### Instructions for the task:
Transcribe the entries below exactly.

::::::::

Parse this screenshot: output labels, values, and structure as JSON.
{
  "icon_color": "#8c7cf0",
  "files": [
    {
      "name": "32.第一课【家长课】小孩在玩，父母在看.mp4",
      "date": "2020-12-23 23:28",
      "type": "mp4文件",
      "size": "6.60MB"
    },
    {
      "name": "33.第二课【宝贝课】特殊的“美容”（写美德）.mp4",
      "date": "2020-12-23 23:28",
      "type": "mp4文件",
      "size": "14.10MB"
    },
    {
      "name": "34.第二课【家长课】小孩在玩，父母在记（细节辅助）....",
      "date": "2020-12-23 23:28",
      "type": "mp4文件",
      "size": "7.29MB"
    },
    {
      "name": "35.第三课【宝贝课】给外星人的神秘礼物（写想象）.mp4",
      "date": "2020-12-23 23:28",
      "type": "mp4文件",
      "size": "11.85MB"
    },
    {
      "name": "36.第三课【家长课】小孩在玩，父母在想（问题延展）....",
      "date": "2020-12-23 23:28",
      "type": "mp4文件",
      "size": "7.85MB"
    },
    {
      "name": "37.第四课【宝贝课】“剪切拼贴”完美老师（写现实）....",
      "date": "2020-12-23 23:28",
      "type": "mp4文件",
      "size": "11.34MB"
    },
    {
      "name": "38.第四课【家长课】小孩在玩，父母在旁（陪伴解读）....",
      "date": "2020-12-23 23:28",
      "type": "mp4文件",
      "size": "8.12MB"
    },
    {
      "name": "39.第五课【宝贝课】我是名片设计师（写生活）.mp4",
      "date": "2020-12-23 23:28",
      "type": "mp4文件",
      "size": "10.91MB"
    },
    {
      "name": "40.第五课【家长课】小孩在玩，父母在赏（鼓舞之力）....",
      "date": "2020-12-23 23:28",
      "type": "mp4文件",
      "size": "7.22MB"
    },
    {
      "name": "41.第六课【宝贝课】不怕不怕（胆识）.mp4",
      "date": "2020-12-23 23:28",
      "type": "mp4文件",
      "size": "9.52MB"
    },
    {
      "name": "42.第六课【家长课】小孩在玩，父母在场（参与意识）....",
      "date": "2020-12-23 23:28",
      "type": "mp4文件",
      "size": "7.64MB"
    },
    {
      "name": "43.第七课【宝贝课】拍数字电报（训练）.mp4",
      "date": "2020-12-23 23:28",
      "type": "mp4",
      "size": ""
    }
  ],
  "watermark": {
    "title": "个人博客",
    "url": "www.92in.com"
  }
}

::::::::

### Solution to the problem:
Parse this screenshot: output labels, values, and structure as JSON.
{
  "icon_color": "#8c7cf0",
  "files": [
    {
      "name": "32.第一课【家长课】小孩在玩，父母在看.mp4",
      "date": "2020-12-23 23:28",
      "type": "mp4文件",
      "size": "6.60MB"
    },
    {
      "name": "33.第二课【宝贝课】特殊的“美容”（写美德）.mp4",
      "date": "2020-12-23 23:28",
      "type": "mp4文件",
      "size": "14.10MB"
    },
    {
      "name": "34.第二课【家长课】小孩在玩，父母在记（细节辅助）....",
      "date": "2020-12-23 23:28",
      "type": "mp4文件",
      "size": "7.29MB"
    },
    {
      "name": "35.第三课【宝贝课】给外星人的神秘礼物（写想象）.mp4",
      "date": "2020-12-23 23:28",
      "type": "mp4文件",
      "size": "11.85MB"
    },
    {
      "name": "36.第三课【家长课】小孩在玩，父母在想（问题延展）....",
      "date": "2020-12-23 23:28",
      "type": "mp4文件",
      "size": "7.85MB"
    },
    {
      "name": "37.第四课【宝贝课】“剪切拼贴”完美老师（写现实）....",
      "date": "2020-12-23 23:28",
      "type": "mp4文件",
      "size": "11.34MB"
    },
    {
      "name": "38.第四课【家长课】小孩在玩，父母在旁（陪伴解读）....",
      "date": "2020-12-23 23:28",
      "type": "mp4文件",
      "size": "8.12MB"
    },
    {
      "name": "39.第五课【宝贝课】我是名片设计师（写生活）.mp4",
      "date": "2020-12-23 23:28",
      "type": "mp4文件",
      "size": "10.91MB"
    },
    {
      "name": "40.第五课【家长课】小孩在玩，父母在赏（鼓舞之力）....",
      "date": "2020-12-23 23:28",
      "type": "mp4文件",
      "size": "7.22MB"
    },
    {
      "name": "41.第六课【宝贝课】不怕不怕（胆识）.mp4",
      "date": "2020-12-23 23:28",
      "type": "mp4文件",
      "size": "9.52MB"
    },
    {
      "name": "42.第六课【家长课】小孩在玩，父母在场（参与意识）....",
      "date": "2020-12-23 23:28",
      "type": "mp4文件",
      "size": "7.64MB"
    },
    {
      "name": "43.第七课【宝贝课】拍数字电报（训练）.mp4",
      "date": "2020-12-23 23:28",
      "type": "mp4",
      "size": ""
    }
  ],
  "watermark": {
    "title": "个人博客",
    "url": "www.92in.com"
  }
}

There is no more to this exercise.